▶ _Records to process_:
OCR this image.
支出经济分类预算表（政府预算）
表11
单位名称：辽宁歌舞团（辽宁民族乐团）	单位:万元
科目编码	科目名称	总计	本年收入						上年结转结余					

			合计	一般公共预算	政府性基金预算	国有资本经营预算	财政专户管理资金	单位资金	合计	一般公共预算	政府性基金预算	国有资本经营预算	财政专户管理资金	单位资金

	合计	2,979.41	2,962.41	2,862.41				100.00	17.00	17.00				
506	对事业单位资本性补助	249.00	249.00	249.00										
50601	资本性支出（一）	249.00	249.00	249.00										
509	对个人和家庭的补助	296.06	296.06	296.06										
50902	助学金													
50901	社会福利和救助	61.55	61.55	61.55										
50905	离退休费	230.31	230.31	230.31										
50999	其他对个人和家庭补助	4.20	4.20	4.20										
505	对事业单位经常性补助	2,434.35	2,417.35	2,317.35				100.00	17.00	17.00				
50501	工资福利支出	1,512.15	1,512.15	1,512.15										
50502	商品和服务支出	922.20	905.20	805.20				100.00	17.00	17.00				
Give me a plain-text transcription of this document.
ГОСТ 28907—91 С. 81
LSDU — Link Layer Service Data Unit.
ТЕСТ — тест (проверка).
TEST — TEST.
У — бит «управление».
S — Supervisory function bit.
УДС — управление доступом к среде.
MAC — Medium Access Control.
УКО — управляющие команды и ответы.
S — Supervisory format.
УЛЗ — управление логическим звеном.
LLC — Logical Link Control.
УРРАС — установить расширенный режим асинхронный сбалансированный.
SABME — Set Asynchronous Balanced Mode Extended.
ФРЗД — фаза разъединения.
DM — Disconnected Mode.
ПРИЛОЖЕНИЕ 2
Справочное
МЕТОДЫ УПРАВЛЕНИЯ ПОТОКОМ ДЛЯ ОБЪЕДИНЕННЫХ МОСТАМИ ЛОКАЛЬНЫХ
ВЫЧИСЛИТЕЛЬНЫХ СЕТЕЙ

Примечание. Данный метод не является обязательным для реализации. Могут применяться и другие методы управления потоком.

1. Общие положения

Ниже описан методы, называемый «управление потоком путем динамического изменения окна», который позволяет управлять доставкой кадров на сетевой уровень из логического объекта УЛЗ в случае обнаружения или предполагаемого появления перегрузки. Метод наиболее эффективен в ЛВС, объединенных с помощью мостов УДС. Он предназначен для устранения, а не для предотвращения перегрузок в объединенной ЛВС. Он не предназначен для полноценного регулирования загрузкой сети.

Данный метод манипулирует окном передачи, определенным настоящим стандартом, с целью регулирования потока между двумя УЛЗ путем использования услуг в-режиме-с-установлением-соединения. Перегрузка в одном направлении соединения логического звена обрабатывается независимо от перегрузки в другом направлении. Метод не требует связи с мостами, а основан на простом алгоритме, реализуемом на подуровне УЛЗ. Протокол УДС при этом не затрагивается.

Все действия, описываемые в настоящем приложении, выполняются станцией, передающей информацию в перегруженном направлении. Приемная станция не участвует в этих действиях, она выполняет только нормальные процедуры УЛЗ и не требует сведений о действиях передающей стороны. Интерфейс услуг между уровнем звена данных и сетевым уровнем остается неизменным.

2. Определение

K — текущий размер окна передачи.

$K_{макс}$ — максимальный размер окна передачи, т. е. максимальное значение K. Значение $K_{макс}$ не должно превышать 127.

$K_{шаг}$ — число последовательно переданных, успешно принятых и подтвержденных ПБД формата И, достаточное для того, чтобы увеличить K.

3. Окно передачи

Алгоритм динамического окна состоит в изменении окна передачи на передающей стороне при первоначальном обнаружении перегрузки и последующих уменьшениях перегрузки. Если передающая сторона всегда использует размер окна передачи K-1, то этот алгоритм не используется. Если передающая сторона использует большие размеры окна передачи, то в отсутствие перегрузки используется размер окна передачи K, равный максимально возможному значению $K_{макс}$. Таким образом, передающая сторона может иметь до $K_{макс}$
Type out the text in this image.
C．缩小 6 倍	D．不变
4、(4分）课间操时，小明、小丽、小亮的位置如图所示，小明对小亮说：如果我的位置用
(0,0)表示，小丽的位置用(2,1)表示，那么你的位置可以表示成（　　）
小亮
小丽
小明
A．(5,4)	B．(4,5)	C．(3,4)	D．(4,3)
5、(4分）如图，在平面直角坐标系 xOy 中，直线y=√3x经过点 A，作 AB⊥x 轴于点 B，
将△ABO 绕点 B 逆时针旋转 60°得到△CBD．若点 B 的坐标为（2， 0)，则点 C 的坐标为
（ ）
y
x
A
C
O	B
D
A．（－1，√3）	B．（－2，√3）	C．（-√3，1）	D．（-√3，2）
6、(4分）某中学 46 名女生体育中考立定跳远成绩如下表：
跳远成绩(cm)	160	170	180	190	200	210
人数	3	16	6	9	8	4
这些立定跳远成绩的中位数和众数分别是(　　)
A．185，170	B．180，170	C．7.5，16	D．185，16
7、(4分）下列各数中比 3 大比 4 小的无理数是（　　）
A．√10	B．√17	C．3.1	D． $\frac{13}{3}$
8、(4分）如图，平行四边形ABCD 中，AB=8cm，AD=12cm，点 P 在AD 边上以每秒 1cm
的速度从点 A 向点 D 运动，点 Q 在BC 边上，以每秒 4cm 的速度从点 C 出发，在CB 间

▶ _Stated problem_: Your task is to extract all of the records exactly.

▶ _Response_:
OCR this image.
支出经济分类预算表（政府预算）
表11
单位名称：辽宁歌舞团（辽宁民族乐团）	单位:万元
科目编码	科目名称	总计	本年收入						上年结转结余					

			合计	一般公共预算	政府性基金预算	国有资本经营预算	财政专户管理资金	单位资金	合计	一般公共预算	政府性基金预算	国有资本经营预算	财政专户管理资金	单位资金

	合计	2,979.41	2,962.41	2,862.41				100.00	17.00	17.00				
506	对事业单位资本性补助	249.00	249.00	249.00										
50601	资本性支出（一）	249.00	249.00	249.00										
509	对个人和家庭的补助	296.06	296.06	296.06										
50902	助学金													
50901	社会福利和救助	61.55	61.55	61.55										
50905	离退休费	230.31	230.31	230.31										
50999	其他对个人和家庭补助	4.20	4.20	4.20										
505	对事业单位经常性补助	2,434.35	2,417.35	2,317.35				100.00	17.00	17.00				
50501	工资福利支出	1,512.15	1,512.15	1,512.15										
50502	商品和服务支出	922.20	905.20	805.20				100.00	17.00	17.00				
Give me a plain-text transcription of this document.
ГОСТ 28907—91 С. 81
LSDU — Link Layer Service Data Unit.
ТЕСТ — тест (проверка).
TEST — TEST.
У — бит «управление».
S — Supervisory function bit.
УДС — управление доступом к среде.
MAC — Medium Access Control.
УКО — управляющие команды и ответы.
S — Supervisory format.
УЛЗ — управление логическим звеном.
LLC — Logical Link Control.
УРРАС — установить расширенный режим асинхронный сбалансированный.
SABME — Set Asynchronous Balanced Mode Extended.
ФРЗД — фаза разъединения.
DM — Disconnected Mode.
ПРИЛОЖЕНИЕ 2
Справочное
МЕТОДЫ УПРАВЛЕНИЯ ПОТОКОМ ДЛЯ ОБЪЕДИНЕННЫХ МОСТАМИ ЛОКАЛЬНЫХ
ВЫЧИСЛИТЕЛЬНЫХ СЕТЕЙ

Примечание. Данный метод не является обязательным для реализации. Могут применяться и другие методы управления потоком.

1. Общие положения

Ниже описан методы, называемый «управление потоком путем динамического изменения окна», который позволяет управлять доставкой кадров на сетевой уровень из логического объекта УЛЗ в случае обнаружения или предполагаемого появления перегрузки. Метод наиболее эффективен в ЛВС, объединенных с помощью мостов УДС. Он предназначен для устранения, а не для предотвращения перегрузок в объединенной ЛВС. Он не предназначен для полноценного регулирования загрузкой сети.

Данный метод манипулирует окном передачи, определенным настоящим стандартом, с целью регулирования потока между двумя УЛЗ путем использования услуг в-режиме-с-установлением-соединения. Перегрузка в одном направлении соединения логического звена обрабатывается независимо от перегрузки в другом направлении. Метод не требует связи с мостами, а основан на простом алгоритме, реализуемом на подуровне УЛЗ. Протокол УДС при этом не затрагивается.

Все действия, описываемые в настоящем приложении, выполняются станцией, передающей информацию в перегруженном направлении. Приемная станция не участвует в этих действиях, она выполняет только нормальные процедуры УЛЗ и не требует сведений о действиях передающей стороны. Интерфейс услуг между уровнем звена данных и сетевым уровнем остается неизменным.

2. Определение

K — текущий размер окна передачи.

$K_{макс}$ — максимальный размер окна передачи, т. е. максимальное значение K. Значение $K_{макс}$ не должно превышать 127.

$K_{шаг}$ — число последовательно переданных, успешно принятых и подтвержденных ПБД формата И, достаточное для того, чтобы увеличить K.

3. Окно передачи

Алгоритм динамического окна состоит в изменении окна передачи на передающей стороне при первоначальном обнаружении перегрузки и последующих уменьшениях перегрузки. Если передающая сторона всегда использует размер окна передачи K-1, то этот алгоритм не используется. Если передающая сторона использует большие размеры окна передачи, то в отсутствие перегрузки используется размер окна передачи K, равный максимально возможному значению $K_{макс}$. Таким образом, передающая сторона может иметь до $K_{макс}$
Type out the text in this image.
C．缩小 6 倍	D．不变
4、(4分）课间操时，小明、小丽、小亮的位置如图所示，小明对小亮说：如果我的位置用
(0,0)表示，小丽的位置用(2,1)表示，那么你的位置可以表示成（　　）
小亮
小丽
小明
A．(5,4)	B．(4,5)	C．(3,4)	D．(4,3)
5、(4分）如图，在平面直角坐标系 xOy 中，直线y=√3x经过点 A，作 AB⊥x 轴于点 B，
将△ABO 绕点 B 逆时针旋转 60°得到△CBD．若点 B 的坐标为（2， 0)，则点 C 的坐标为
（ ）
y
x
A
C
O	B
D
A．（－1，√3）	B．（－2，√3）	C．（-√3，1）	D．（-√3，2）
6、(4分）某中学 46 名女生体育中考立定跳远成绩如下表：
跳远成绩(cm)	160	170	180	190	200	210
人数	3	16	6	9	8	4
这些立定跳远成绩的中位数和众数分别是(　　)
A．185，170	B．180，170	C．7.5，16	D．185，16
7、(4分）下列各数中比 3 大比 4 小的无理数是（　　）
A．√10	B．√17	C．3.1	D． $\frac{13}{3}$
8、(4分）如图，平行四边形ABCD 中，AB=8cm，AD=12cm，点 P 在AD 边上以每秒 1cm
的速度从点 A 向点 D 运动，点 Q 在BC 边上，以每秒 4cm 的速度从点 C 出发，在CB 间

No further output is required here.